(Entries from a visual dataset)
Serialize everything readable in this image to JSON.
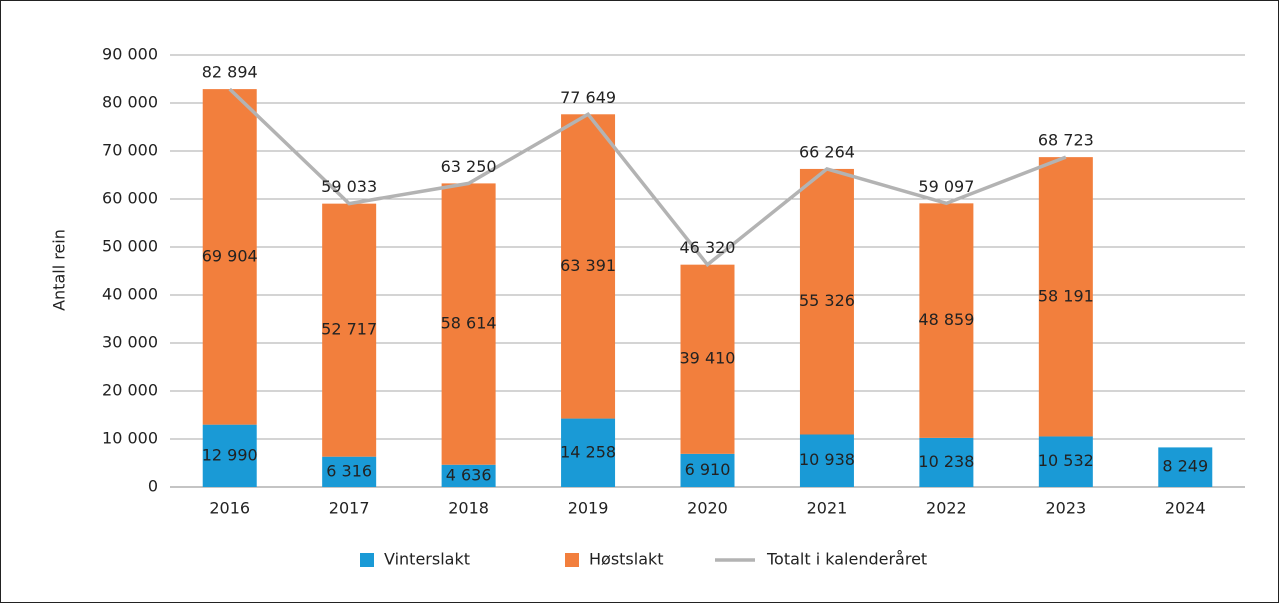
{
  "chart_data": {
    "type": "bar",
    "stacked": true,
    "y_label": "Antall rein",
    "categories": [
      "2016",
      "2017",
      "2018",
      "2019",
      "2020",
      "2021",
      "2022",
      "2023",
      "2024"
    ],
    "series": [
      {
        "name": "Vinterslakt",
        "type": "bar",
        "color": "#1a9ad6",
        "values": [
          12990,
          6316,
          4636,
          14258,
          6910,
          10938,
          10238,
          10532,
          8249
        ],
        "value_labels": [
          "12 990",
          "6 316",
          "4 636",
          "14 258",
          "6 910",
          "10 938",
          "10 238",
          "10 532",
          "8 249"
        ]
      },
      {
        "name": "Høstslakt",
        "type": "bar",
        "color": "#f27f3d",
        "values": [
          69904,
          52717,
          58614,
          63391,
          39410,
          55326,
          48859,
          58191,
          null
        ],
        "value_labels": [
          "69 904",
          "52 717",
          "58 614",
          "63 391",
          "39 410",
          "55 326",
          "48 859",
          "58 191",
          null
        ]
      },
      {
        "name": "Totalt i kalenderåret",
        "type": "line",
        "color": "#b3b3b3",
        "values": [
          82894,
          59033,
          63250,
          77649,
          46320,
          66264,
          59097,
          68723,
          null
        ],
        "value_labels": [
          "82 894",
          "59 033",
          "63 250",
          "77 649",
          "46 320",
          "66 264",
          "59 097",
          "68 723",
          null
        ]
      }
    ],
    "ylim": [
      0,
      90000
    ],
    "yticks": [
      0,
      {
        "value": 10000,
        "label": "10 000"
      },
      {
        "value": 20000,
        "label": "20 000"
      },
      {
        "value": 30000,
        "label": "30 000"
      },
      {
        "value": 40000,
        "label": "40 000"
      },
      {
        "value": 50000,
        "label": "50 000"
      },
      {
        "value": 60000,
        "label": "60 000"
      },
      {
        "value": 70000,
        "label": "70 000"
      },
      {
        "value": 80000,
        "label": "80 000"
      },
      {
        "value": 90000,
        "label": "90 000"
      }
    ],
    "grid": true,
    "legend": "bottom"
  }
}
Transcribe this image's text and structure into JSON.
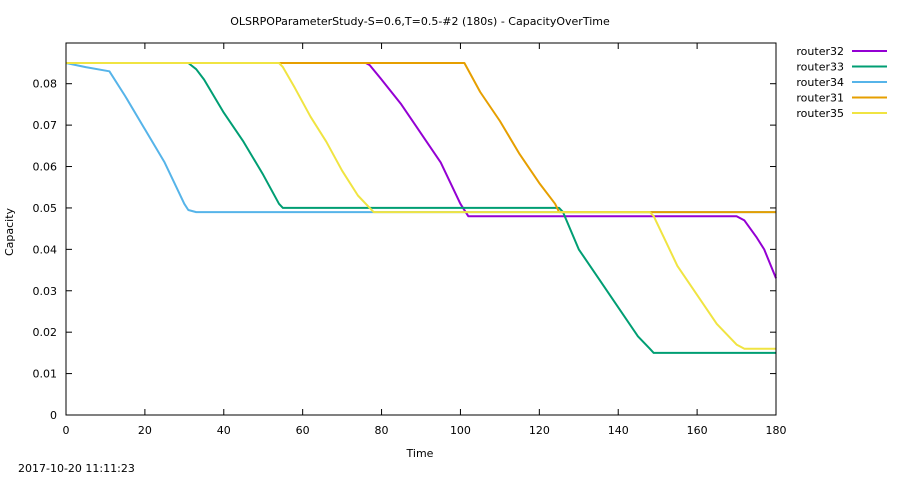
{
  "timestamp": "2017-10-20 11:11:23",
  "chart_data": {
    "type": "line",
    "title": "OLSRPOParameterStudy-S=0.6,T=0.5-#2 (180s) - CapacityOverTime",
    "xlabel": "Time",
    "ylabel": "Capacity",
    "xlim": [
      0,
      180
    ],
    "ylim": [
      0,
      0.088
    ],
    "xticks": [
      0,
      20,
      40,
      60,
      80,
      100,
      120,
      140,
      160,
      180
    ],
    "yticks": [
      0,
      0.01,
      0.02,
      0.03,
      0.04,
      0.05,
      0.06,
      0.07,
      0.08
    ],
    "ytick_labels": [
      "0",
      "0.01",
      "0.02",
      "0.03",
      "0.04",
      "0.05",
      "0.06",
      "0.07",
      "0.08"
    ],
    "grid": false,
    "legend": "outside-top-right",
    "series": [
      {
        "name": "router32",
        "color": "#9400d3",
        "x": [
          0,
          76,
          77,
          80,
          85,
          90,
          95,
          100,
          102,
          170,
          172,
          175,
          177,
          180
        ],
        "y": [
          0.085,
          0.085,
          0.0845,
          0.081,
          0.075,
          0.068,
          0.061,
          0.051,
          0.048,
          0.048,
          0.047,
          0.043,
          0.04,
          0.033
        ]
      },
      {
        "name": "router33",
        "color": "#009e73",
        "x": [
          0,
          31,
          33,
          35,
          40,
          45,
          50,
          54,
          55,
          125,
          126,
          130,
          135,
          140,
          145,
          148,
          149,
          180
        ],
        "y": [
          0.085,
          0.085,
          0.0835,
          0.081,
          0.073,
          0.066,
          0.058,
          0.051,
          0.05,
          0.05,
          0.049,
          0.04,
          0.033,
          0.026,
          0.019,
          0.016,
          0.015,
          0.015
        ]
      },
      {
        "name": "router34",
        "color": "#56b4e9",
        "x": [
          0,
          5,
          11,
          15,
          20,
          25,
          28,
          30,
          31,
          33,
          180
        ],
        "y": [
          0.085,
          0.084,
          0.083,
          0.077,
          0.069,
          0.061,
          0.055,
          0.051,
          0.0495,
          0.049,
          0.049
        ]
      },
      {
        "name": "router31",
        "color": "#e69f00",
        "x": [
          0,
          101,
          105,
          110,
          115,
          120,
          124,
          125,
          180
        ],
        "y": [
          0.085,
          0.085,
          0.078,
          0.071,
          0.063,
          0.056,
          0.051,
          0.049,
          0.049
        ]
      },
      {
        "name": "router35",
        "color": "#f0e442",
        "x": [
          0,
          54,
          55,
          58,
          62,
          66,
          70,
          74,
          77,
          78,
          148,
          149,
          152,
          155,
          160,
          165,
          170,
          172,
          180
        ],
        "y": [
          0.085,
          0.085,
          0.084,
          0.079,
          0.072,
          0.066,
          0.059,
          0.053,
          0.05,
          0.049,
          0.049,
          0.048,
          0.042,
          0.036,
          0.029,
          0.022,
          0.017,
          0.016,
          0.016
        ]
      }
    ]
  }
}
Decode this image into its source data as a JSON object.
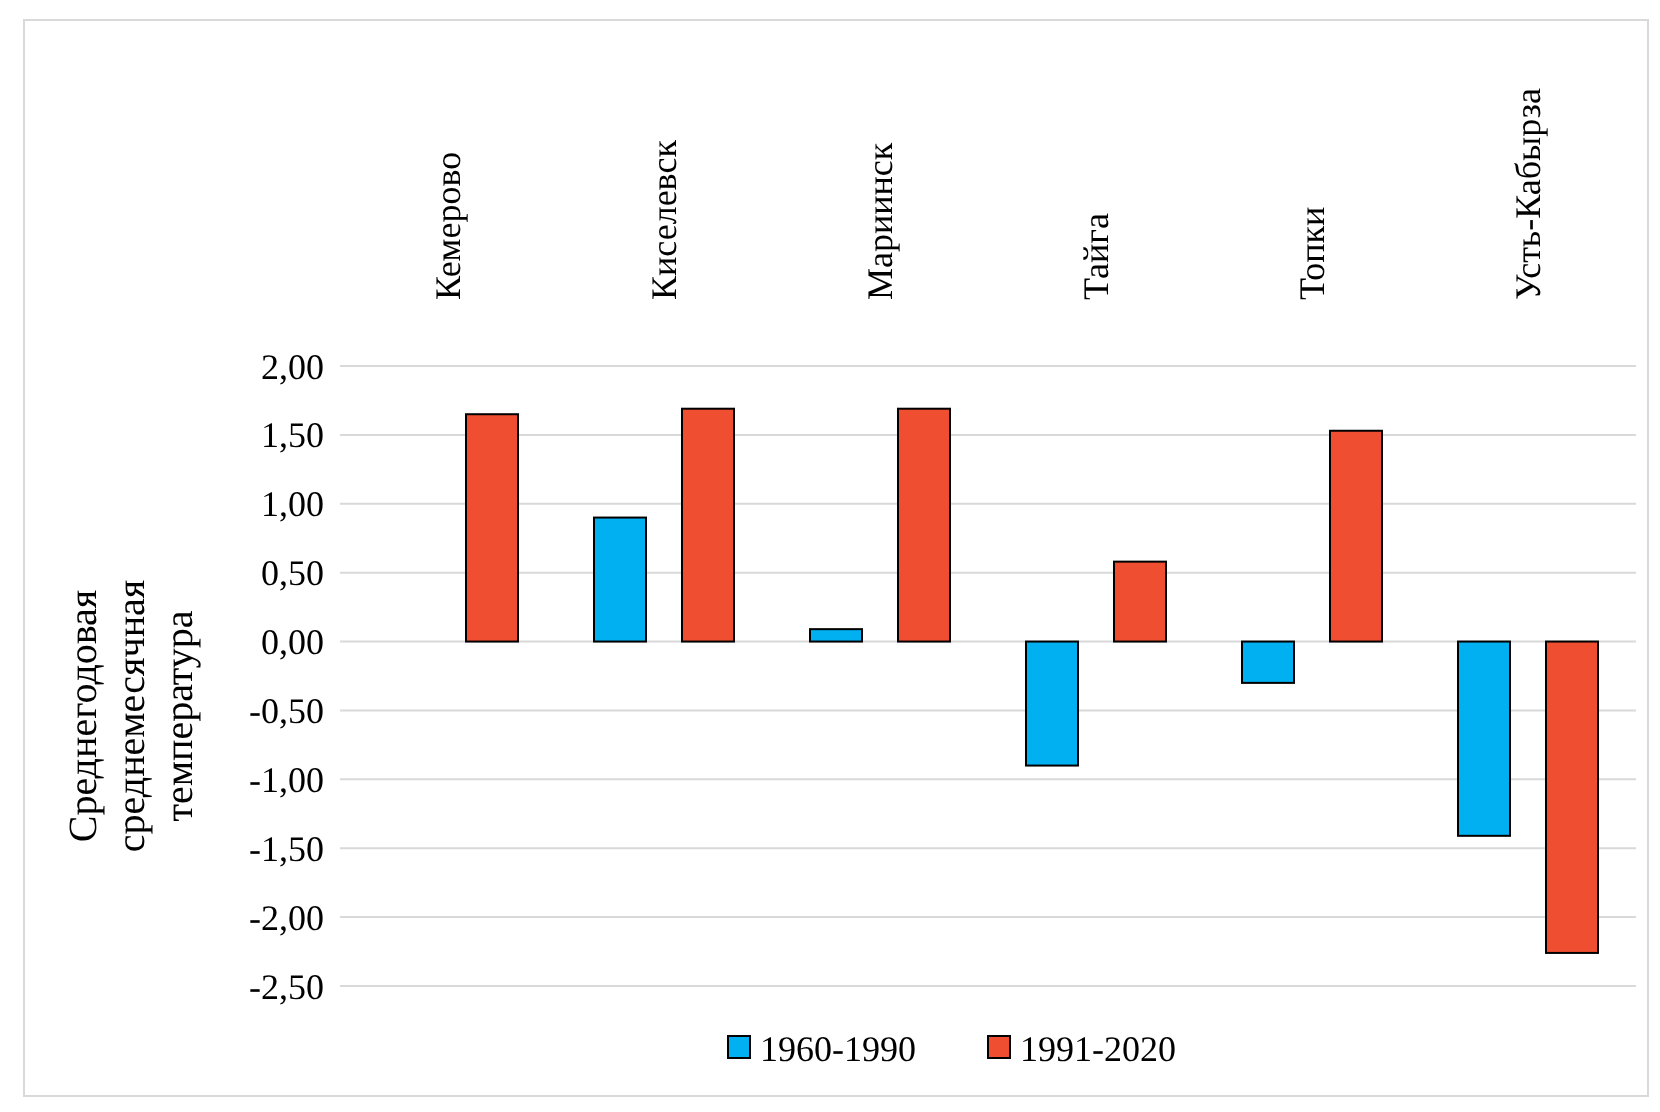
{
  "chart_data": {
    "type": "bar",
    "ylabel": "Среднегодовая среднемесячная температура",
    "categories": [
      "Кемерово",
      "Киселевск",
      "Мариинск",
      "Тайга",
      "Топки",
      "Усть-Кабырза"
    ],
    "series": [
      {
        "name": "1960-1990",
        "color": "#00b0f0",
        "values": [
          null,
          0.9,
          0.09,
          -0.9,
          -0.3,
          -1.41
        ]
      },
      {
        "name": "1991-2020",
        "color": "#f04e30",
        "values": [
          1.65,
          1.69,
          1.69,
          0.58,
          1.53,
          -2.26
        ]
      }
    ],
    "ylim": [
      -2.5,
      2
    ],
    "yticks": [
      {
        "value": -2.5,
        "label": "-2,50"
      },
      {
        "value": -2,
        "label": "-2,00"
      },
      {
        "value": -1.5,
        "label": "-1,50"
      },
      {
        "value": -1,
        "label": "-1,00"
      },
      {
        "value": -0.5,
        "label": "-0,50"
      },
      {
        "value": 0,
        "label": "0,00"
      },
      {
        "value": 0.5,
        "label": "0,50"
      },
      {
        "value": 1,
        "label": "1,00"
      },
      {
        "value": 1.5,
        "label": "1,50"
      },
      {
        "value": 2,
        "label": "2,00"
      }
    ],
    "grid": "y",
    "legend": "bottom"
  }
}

To do
All of the material above should be reproduced exactly, except the pictures.

Answer to this exercise
Serialize everything readable in this image to JSON.
{
  "chart_data": {
    "type": "bar",
    "stacked": true,
    "y_label": "Antall rein",
    "categories": [
      "2016",
      "2017",
      "2018",
      "2019",
      "2020",
      "2021",
      "2022",
      "2023",
      "2024"
    ],
    "series": [
      {
        "name": "Vinterslakt",
        "type": "bar",
        "color": "#1a9ad6",
        "values": [
          12990,
          6316,
          4636,
          14258,
          6910,
          10938,
          10238,
          10532,
          8249
        ],
        "value_labels": [
          "12 990",
          "6 316",
          "4 636",
          "14 258",
          "6 910",
          "10 938",
          "10 238",
          "10 532",
          "8 249"
        ]
      },
      {
        "name": "Høstslakt",
        "type": "bar",
        "color": "#f27f3d",
        "values": [
          69904,
          52717,
          58614,
          63391,
          39410,
          55326,
          48859,
          58191,
          null
        ],
        "value_labels": [
          "69 904",
          "52 717",
          "58 614",
          "63 391",
          "39 410",
          "55 326",
          "48 859",
          "58 191",
          null
        ]
      },
      {
        "name": "Totalt i kalenderåret",
        "type": "line",
        "color": "#b3b3b3",
        "values": [
          82894,
          59033,
          63250,
          77649,
          46320,
          66264,
          59097,
          68723,
          null
        ],
        "value_labels": [
          "82 894",
          "59 033",
          "63 250",
          "77 649",
          "46 320",
          "66 264",
          "59 097",
          "68 723",
          null
        ]
      }
    ],
    "ylim": [
      0,
      90000
    ],
    "yticks": [
      0,
      {
        "value": 10000,
        "label": "10 000"
      },
      {
        "value": 20000,
        "label": "20 000"
      },
      {
        "value": 30000,
        "label": "30 000"
      },
      {
        "value": 40000,
        "label": "40 000"
      },
      {
        "value": 50000,
        "label": "50 000"
      },
      {
        "value": 60000,
        "label": "60 000"
      },
      {
        "value": 70000,
        "label": "70 000"
      },
      {
        "value": 80000,
        "label": "80 000"
      },
      {
        "value": 90000,
        "label": "90 000"
      }
    ],
    "grid": true,
    "legend": "bottom"
  }
}
Transcribe this image's text and structure into JSON.
{
  "timestamp": "2017-10-20 11:11:23",
  "chart_data": {
    "type": "line",
    "title": "OLSRPOParameterStudy-S=0.6,T=0.5-#2 (180s) - CapacityOverTime",
    "xlabel": "Time",
    "ylabel": "Capacity",
    "xlim": [
      0,
      180
    ],
    "ylim": [
      0,
      0.088
    ],
    "xticks": [
      0,
      20,
      40,
      60,
      80,
      100,
      120,
      140,
      160,
      180
    ],
    "yticks": [
      0,
      0.01,
      0.02,
      0.03,
      0.04,
      0.05,
      0.06,
      0.07,
      0.08
    ],
    "ytick_labels": [
      "0",
      "0.01",
      "0.02",
      "0.03",
      "0.04",
      "0.05",
      "0.06",
      "0.07",
      "0.08"
    ],
    "grid": false,
    "legend": "outside-top-right",
    "series": [
      {
        "name": "router32",
        "color": "#9400d3",
        "x": [
          0,
          76,
          77,
          80,
          85,
          90,
          95,
          100,
          102,
          170,
          172,
          175,
          177,
          180
        ],
        "y": [
          0.085,
          0.085,
          0.0845,
          0.081,
          0.075,
          0.068,
          0.061,
          0.051,
          0.048,
          0.048,
          0.047,
          0.043,
          0.04,
          0.033
        ]
      },
      {
        "name": "router33",
        "color": "#009e73",
        "x": [
          0,
          31,
          33,
          35,
          40,
          45,
          50,
          54,
          55,
          125,
          126,
          130,
          135,
          140,
          145,
          148,
          149,
          180
        ],
        "y": [
          0.085,
          0.085,
          0.0835,
          0.081,
          0.073,
          0.066,
          0.058,
          0.051,
          0.05,
          0.05,
          0.049,
          0.04,
          0.033,
          0.026,
          0.019,
          0.016,
          0.015,
          0.015
        ]
      },
      {
        "name": "router34",
        "color": "#56b4e9",
        "x": [
          0,
          5,
          11,
          15,
          20,
          25,
          28,
          30,
          31,
          33,
          180
        ],
        "y": [
          0.085,
          0.084,
          0.083,
          0.077,
          0.069,
          0.061,
          0.055,
          0.051,
          0.0495,
          0.049,
          0.049
        ]
      },
      {
        "name": "router31",
        "color": "#e69f00",
        "x": [
          0,
          101,
          105,
          110,
          115,
          120,
          124,
          125,
          180
        ],
        "y": [
          0.085,
          0.085,
          0.078,
          0.071,
          0.063,
          0.056,
          0.051,
          0.049,
          0.049
        ]
      },
      {
        "name": "router35",
        "color": "#f0e442",
        "x": [
          0,
          54,
          55,
          58,
          62,
          66,
          70,
          74,
          77,
          78,
          148,
          149,
          152,
          155,
          160,
          165,
          170,
          172,
          180
        ],
        "y": [
          0.085,
          0.085,
          0.084,
          0.079,
          0.072,
          0.066,
          0.059,
          0.053,
          0.05,
          0.049,
          0.049,
          0.048,
          0.042,
          0.036,
          0.029,
          0.022,
          0.017,
          0.016,
          0.016
        ]
      }
    ]
  }
}
Decode this image into its source data as a JSON object.
{
  "chart_data": {
    "type": "bar",
    "ylabel": "Среднегодовая среднемесячная температура",
    "categories": [
      "Кемерово",
      "Киселевск",
      "Мариинск",
      "Тайга",
      "Топки",
      "Усть-Кабырза"
    ],
    "series": [
      {
        "name": "1960-1990",
        "color": "#00b0f0",
        "values": [
          null,
          0.9,
          0.09,
          -0.9,
          -0.3,
          -1.41
        ]
      },
      {
        "name": "1991-2020",
        "color": "#f04e30",
        "values": [
          1.65,
          1.69,
          1.69,
          0.58,
          1.53,
          -2.26
        ]
      }
    ],
    "ylim": [
      -2.5,
      2
    ],
    "yticks": [
      {
        "value": -2.5,
        "label": "-2,50"
      },
      {
        "value": -2,
        "label": "-2,00"
      },
      {
        "value": -1.5,
        "label": "-1,50"
      },
      {
        "value": -1,
        "label": "-1,00"
      },
      {
        "value": -0.5,
        "label": "-0,50"
      },
      {
        "value": 0,
        "label": "0,00"
      },
      {
        "value": 0.5,
        "label": "0,50"
      },
      {
        "value": 1,
        "label": "1,00"
      },
      {
        "value": 1.5,
        "label": "1,50"
      },
      {
        "value": 2,
        "label": "2,00"
      }
    ],
    "grid": "y",
    "legend": "bottom"
  }
}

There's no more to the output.